(Extracts from a graphics dataset)
>> begin
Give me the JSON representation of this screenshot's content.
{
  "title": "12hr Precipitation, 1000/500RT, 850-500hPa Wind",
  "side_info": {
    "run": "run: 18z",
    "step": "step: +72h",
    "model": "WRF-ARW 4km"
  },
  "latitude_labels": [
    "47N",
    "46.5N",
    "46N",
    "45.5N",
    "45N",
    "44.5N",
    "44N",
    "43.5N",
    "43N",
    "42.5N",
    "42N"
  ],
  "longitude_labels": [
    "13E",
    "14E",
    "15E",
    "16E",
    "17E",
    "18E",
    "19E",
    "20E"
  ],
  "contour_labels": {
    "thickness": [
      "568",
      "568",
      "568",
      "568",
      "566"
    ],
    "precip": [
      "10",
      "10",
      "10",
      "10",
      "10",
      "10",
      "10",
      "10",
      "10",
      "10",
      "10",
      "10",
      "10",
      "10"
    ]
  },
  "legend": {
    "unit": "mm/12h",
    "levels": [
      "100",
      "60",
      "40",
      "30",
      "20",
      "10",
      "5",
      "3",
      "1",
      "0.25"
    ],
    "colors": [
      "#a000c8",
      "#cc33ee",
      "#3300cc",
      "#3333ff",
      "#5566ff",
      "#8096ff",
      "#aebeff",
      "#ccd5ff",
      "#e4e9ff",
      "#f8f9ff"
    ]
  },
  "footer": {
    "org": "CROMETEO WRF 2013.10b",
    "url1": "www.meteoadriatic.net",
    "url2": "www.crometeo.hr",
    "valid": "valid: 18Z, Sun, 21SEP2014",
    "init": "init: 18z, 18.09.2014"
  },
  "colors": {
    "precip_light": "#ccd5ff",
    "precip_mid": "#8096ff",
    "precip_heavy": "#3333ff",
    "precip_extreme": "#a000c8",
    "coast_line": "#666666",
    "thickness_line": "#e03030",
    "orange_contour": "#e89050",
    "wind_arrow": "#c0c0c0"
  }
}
>> end
■ **The task**: Set down the entries above again, word for word.

■ **Task output**:
Give me the JSON representation of this screenshot's content.
{
  "title": "12hr Precipitation, 1000/500RT, 850-500hPa Wind",
  "side_info": {
    "run": "run: 18z",
    "step": "step: +72h",
    "model": "WRF-ARW 4km"
  },
  "latitude_labels": [
    "47N",
    "46.5N",
    "46N",
    "45.5N",
    "45N",
    "44.5N",
    "44N",
    "43.5N",
    "43N",
    "42.5N",
    "42N"
  ],
  "longitude_labels": [
    "13E",
    "14E",
    "15E",
    "16E",
    "17E",
    "18E",
    "19E",
    "20E"
  ],
  "contour_labels": {
    "thickness": [
      "568",
      "568",
      "568",
      "568",
      "566"
    ],
    "precip": [
      "10",
      "10",
      "10",
      "10",
      "10",
      "10",
      "10",
      "10",
      "10",
      "10",
      "10",
      "10",
      "10",
      "10"
    ]
  },
  "legend": {
    "unit": "mm/12h",
    "levels": [
      "100",
      "60",
      "40",
      "30",
      "20",
      "10",
      "5",
      "3",
      "1",
      "0.25"
    ],
    "colors": [
      "#a000c8",
      "#cc33ee",
      "#3300cc",
      "#3333ff",
      "#5566ff",
      "#8096ff",
      "#aebeff",
      "#ccd5ff",
      "#e4e9ff",
      "#f8f9ff"
    ]
  },
  "footer": {
    "org": "CROMETEO WRF 2013.10b",
    "url1": "www.meteoadriatic.net",
    "url2": "www.crometeo.hr",
    "valid": "valid: 18Z, Sun, 21SEP2014",
    "init": "init: 18z, 18.09.2014"
  },
  "colors": {
    "precip_light": "#ccd5ff",
    "precip_mid": "#8096ff",
    "precip_heavy": "#3333ff",
    "precip_extreme": "#a000c8",
    "coast_line": "#666666",
    "thickness_line": "#e03030",
    "orange_contour": "#e89050",
    "wind_arrow": "#c0c0c0"
  }
}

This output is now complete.